(Instructions to follow)
Give the number of lines holding the string "color" and nothing more.

(Given data)
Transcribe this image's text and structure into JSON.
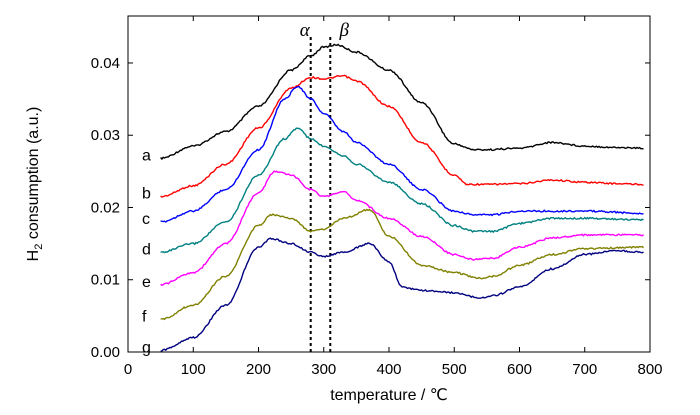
{
  "chart_data": {
    "type": "line",
    "xlabel": "temperature / ℃",
    "ylabel_main": "H",
    "ylabel_sub": "2",
    "ylabel_rest": " consumption (a.u.)",
    "xlim": [
      0,
      800
    ],
    "ylim": [
      0,
      0.0465
    ],
    "xticks": [
      0,
      100,
      200,
      300,
      400,
      500,
      600,
      700,
      800
    ],
    "xtick_labels": [
      "0",
      "100",
      "200",
      "300",
      "400",
      "500",
      "600",
      "700",
      "800"
    ],
    "yticks": [
      0.0,
      0.01,
      0.02,
      0.03,
      0.04
    ],
    "ytick_labels": [
      "0.00",
      "0.01",
      "0.02",
      "0.03",
      "0.04"
    ],
    "grid": false,
    "legend": "none",
    "reference_lines": [
      {
        "x": 280,
        "label": "α"
      },
      {
        "x": 310,
        "label": "β"
      }
    ],
    "series": [
      {
        "label": "a",
        "color": "#000000",
        "x": [
          50,
          100,
          150,
          200,
          250,
          280,
          300,
          320,
          350,
          400,
          450,
          500,
          530,
          550,
          600,
          650,
          700,
          750,
          790
        ],
        "y": [
          0.0268,
          0.0285,
          0.0305,
          0.034,
          0.039,
          0.041,
          0.0422,
          0.0425,
          0.0415,
          0.039,
          0.0345,
          0.0288,
          0.028,
          0.028,
          0.0282,
          0.029,
          0.0285,
          0.0283,
          0.0282
        ]
      },
      {
        "label": "b",
        "color": "#ff0000",
        "x": [
          50,
          100,
          150,
          200,
          250,
          280,
          300,
          330,
          350,
          400,
          450,
          500,
          520,
          550,
          600,
          650,
          700,
          750,
          790
        ],
        "y": [
          0.0215,
          0.023,
          0.026,
          0.031,
          0.0365,
          0.038,
          0.0378,
          0.0382,
          0.0375,
          0.034,
          0.029,
          0.0245,
          0.0232,
          0.0232,
          0.0233,
          0.0238,
          0.0235,
          0.0233,
          0.0232
        ]
      },
      {
        "label": "c",
        "color": "#0000ff",
        "x": [
          50,
          100,
          150,
          200,
          240,
          260,
          280,
          300,
          330,
          350,
          400,
          450,
          500,
          530,
          560,
          600,
          650,
          700,
          790
        ],
        "y": [
          0.018,
          0.0195,
          0.0225,
          0.028,
          0.035,
          0.0368,
          0.035,
          0.033,
          0.0305,
          0.029,
          0.026,
          0.0225,
          0.0195,
          0.019,
          0.019,
          0.0195,
          0.0195,
          0.0195,
          0.0192
        ]
      },
      {
        "label": "d",
        "color": "#008080",
        "x": [
          50,
          100,
          150,
          200,
          240,
          260,
          280,
          300,
          330,
          350,
          400,
          450,
          500,
          530,
          560,
          600,
          650,
          700,
          790
        ],
        "y": [
          0.0138,
          0.015,
          0.018,
          0.0245,
          0.0295,
          0.031,
          0.0295,
          0.0285,
          0.0272,
          0.026,
          0.0235,
          0.0205,
          0.0175,
          0.0167,
          0.0167,
          0.0178,
          0.0185,
          0.0185,
          0.0183
        ]
      },
      {
        "label": "e",
        "color": "#ff00ff",
        "x": [
          50,
          100,
          150,
          200,
          225,
          250,
          280,
          300,
          330,
          350,
          400,
          450,
          500,
          530,
          560,
          600,
          650,
          700,
          790
        ],
        "y": [
          0.0093,
          0.011,
          0.015,
          0.022,
          0.025,
          0.0245,
          0.0225,
          0.0215,
          0.0222,
          0.021,
          0.0185,
          0.016,
          0.0135,
          0.0128,
          0.013,
          0.0145,
          0.0158,
          0.0162,
          0.0162
        ]
      },
      {
        "label": "f",
        "color": "#808000",
        "x": [
          50,
          100,
          150,
          200,
          220,
          250,
          280,
          300,
          330,
          370,
          400,
          450,
          500,
          540,
          560,
          600,
          650,
          700,
          790
        ],
        "y": [
          0.0045,
          0.0065,
          0.0105,
          0.0175,
          0.019,
          0.0185,
          0.0167,
          0.017,
          0.0185,
          0.0197,
          0.016,
          0.012,
          0.011,
          0.0102,
          0.0105,
          0.012,
          0.0135,
          0.0143,
          0.0145
        ]
      },
      {
        "label": "g",
        "color": "#000080",
        "x": [
          50,
          100,
          150,
          200,
          220,
          250,
          280,
          300,
          330,
          370,
          400,
          420,
          450,
          500,
          540,
          560,
          600,
          650,
          700,
          750,
          790
        ],
        "y": [
          0.0002,
          0.002,
          0.0065,
          0.0145,
          0.0157,
          0.015,
          0.0138,
          0.0132,
          0.0138,
          0.015,
          0.0125,
          0.009,
          0.0085,
          0.0082,
          0.0075,
          0.0078,
          0.009,
          0.0115,
          0.0135,
          0.014,
          0.0138
        ]
      }
    ]
  }
}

(Correct output)
7